»»
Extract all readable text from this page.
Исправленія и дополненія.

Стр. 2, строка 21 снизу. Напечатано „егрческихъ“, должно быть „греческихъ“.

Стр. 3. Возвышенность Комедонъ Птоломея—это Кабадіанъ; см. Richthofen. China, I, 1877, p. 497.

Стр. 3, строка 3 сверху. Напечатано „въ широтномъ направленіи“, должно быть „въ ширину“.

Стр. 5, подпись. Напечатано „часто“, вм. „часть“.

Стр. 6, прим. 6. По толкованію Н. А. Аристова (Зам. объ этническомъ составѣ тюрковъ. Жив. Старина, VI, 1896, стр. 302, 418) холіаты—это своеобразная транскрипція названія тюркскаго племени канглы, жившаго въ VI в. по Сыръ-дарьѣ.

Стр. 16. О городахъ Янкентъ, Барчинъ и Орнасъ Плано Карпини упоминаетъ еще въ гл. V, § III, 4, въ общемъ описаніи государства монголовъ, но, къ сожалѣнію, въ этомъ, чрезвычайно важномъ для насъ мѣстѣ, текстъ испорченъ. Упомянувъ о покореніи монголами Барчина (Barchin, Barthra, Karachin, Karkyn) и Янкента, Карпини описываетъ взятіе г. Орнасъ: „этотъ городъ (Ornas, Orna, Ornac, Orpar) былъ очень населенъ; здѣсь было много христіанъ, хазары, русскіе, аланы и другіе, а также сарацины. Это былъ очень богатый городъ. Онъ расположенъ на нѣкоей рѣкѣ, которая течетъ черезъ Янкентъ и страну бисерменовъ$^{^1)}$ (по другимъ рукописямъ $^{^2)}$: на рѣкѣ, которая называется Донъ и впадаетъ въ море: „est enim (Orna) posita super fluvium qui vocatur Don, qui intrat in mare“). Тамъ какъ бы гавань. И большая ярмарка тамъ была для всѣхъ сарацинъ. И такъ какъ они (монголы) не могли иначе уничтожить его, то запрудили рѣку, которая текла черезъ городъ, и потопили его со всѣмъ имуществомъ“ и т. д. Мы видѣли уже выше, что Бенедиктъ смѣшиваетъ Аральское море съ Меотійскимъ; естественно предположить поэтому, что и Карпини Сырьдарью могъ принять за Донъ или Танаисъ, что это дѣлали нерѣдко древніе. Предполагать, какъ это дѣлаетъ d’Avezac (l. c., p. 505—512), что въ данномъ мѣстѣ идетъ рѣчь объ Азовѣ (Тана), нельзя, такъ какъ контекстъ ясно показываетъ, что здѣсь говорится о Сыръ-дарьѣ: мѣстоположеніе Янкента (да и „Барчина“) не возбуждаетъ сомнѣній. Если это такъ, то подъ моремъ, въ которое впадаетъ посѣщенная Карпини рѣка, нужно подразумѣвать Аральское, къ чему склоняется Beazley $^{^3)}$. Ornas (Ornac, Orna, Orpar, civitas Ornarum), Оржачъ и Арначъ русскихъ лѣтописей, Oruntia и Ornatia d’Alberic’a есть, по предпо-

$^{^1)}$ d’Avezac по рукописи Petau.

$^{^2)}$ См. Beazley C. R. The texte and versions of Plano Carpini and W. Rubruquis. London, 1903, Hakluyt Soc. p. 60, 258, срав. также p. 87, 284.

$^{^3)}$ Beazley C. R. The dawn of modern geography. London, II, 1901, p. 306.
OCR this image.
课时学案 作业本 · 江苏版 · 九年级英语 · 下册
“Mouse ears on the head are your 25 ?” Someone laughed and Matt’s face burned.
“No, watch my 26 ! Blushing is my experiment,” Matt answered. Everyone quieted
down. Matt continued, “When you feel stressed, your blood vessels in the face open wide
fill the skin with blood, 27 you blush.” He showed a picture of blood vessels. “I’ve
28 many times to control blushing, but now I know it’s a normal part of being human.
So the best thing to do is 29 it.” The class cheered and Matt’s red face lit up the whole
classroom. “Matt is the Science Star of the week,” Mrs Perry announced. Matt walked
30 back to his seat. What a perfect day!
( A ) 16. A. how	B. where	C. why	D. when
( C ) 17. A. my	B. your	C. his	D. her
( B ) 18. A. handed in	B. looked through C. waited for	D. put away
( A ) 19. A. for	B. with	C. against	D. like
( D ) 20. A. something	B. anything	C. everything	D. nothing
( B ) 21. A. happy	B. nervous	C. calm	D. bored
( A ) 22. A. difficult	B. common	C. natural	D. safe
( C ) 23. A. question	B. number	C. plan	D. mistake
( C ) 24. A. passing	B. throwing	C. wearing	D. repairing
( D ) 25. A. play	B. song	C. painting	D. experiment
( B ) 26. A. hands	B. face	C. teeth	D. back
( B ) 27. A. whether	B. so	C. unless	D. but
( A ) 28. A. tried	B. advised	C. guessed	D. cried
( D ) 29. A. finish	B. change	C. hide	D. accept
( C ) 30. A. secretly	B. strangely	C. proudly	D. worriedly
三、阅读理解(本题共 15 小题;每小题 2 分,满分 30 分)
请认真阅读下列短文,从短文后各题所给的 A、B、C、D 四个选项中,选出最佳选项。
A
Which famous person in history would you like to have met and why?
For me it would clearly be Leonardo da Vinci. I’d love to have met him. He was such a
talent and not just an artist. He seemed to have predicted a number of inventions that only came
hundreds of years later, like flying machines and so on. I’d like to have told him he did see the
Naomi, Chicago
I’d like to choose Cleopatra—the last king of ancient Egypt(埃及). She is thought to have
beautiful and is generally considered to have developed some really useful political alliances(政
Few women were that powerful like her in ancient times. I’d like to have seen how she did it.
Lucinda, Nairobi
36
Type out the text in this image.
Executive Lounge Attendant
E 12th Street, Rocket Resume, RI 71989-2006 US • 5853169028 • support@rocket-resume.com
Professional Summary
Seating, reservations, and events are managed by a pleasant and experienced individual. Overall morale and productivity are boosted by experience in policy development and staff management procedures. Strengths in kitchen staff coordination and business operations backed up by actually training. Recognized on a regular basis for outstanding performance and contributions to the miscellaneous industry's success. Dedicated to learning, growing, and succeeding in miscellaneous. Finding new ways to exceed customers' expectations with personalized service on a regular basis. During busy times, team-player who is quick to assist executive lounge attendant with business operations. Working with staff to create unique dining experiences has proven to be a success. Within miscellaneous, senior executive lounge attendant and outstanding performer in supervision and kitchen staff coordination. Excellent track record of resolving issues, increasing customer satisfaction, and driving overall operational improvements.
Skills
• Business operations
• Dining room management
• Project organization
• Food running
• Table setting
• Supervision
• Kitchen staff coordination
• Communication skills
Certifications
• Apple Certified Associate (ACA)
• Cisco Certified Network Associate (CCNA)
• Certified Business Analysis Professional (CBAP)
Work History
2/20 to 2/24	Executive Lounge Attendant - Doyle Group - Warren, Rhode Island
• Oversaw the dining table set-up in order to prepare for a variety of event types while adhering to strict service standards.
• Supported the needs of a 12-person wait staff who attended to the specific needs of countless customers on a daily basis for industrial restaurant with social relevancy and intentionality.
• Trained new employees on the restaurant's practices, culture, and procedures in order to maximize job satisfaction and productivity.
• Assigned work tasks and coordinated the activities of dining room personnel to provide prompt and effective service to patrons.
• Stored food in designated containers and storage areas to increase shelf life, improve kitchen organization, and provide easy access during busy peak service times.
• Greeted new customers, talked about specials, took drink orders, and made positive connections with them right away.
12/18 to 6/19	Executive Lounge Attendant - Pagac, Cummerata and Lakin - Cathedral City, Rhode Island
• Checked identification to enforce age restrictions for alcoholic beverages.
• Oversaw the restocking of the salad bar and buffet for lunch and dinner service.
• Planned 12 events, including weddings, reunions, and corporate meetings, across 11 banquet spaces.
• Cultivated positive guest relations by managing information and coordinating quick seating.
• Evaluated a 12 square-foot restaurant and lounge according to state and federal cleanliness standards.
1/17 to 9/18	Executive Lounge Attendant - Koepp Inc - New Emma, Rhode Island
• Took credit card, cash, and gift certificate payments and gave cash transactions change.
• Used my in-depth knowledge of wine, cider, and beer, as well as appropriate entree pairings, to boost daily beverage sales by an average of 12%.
««
Task statement:
Which lines contain "должно"? Copy each of them out.

Finished task:
Стр. 2, строка 21 снизу. Напечатано „егрческихъ“, должно быть „греческихъ“.
Стр. 3, строка 3 сверху. Напечатано „въ широтномъ направленіи“, должно быть „въ ширину“.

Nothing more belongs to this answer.